● PROMPT
Identify the lines that contain the word "label" and copy each one.
------ RECORDED INFORMATION
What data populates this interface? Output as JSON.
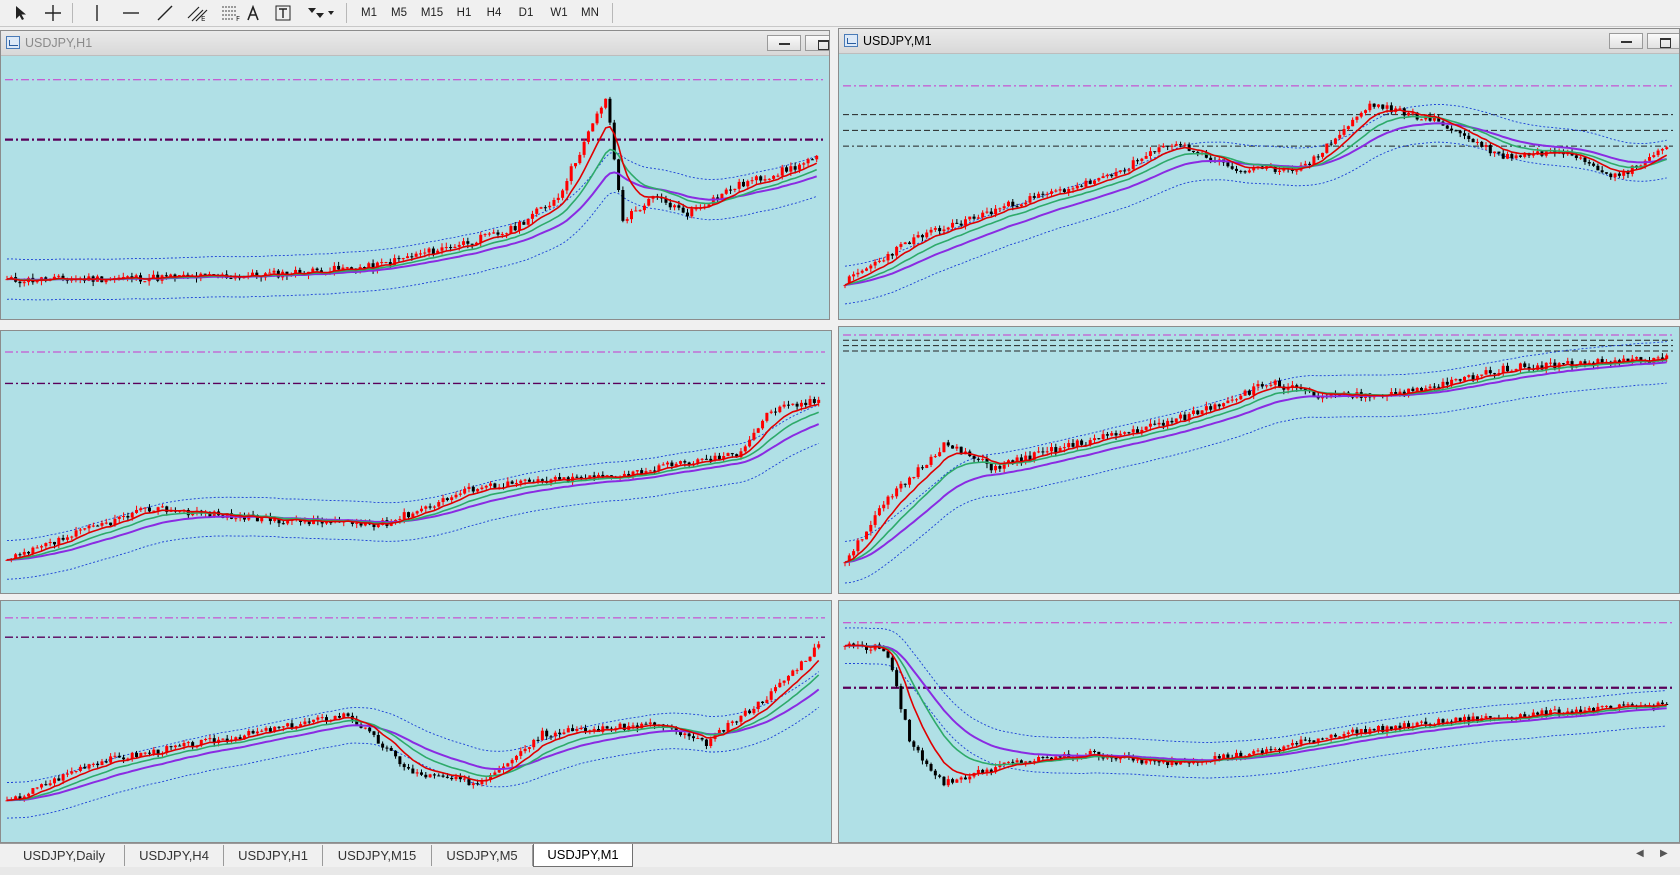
{
  "toolbar": {
    "timeframes": [
      "M1",
      "M5",
      "M15",
      "H1",
      "H4",
      "D1",
      "W1",
      "MN"
    ]
  },
  "windows": [
    {
      "id": "w1",
      "title": "USDJPY,H1",
      "active": false
    },
    {
      "id": "w2",
      "title": "USDJPY,M1",
      "active": true
    }
  ],
  "tabs": [
    {
      "label": "USDJPY,Daily",
      "active": false
    },
    {
      "label": "USDJPY,H4",
      "active": false
    },
    {
      "label": "USDJPY,H1",
      "active": false
    },
    {
      "label": "USDJPY,M15",
      "active": false
    },
    {
      "label": "USDJPY,M5",
      "active": false
    },
    {
      "label": "USDJPY,M1",
      "active": true
    }
  ],
  "colors": {
    "chart_bg": "#b0e0e6",
    "bull": "#ff0000",
    "bear": "#000000",
    "ma_fast": "#e00000",
    "ma_mid": "#2eaa6a",
    "ma_slow": "#8a2be2",
    "band": "#1a3fd6",
    "level_line": "#cc33cc",
    "level_dark": "#5a005a"
  }
}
------------
● FINISHED TASK
      "label": "USDJPY,Daily",
      "label": "USDJPY,H4",
      "label": "USDJPY,H1",
      "label": "USDJPY,M15",
      "label": "USDJPY,M5",
      "label": "USDJPY,M1",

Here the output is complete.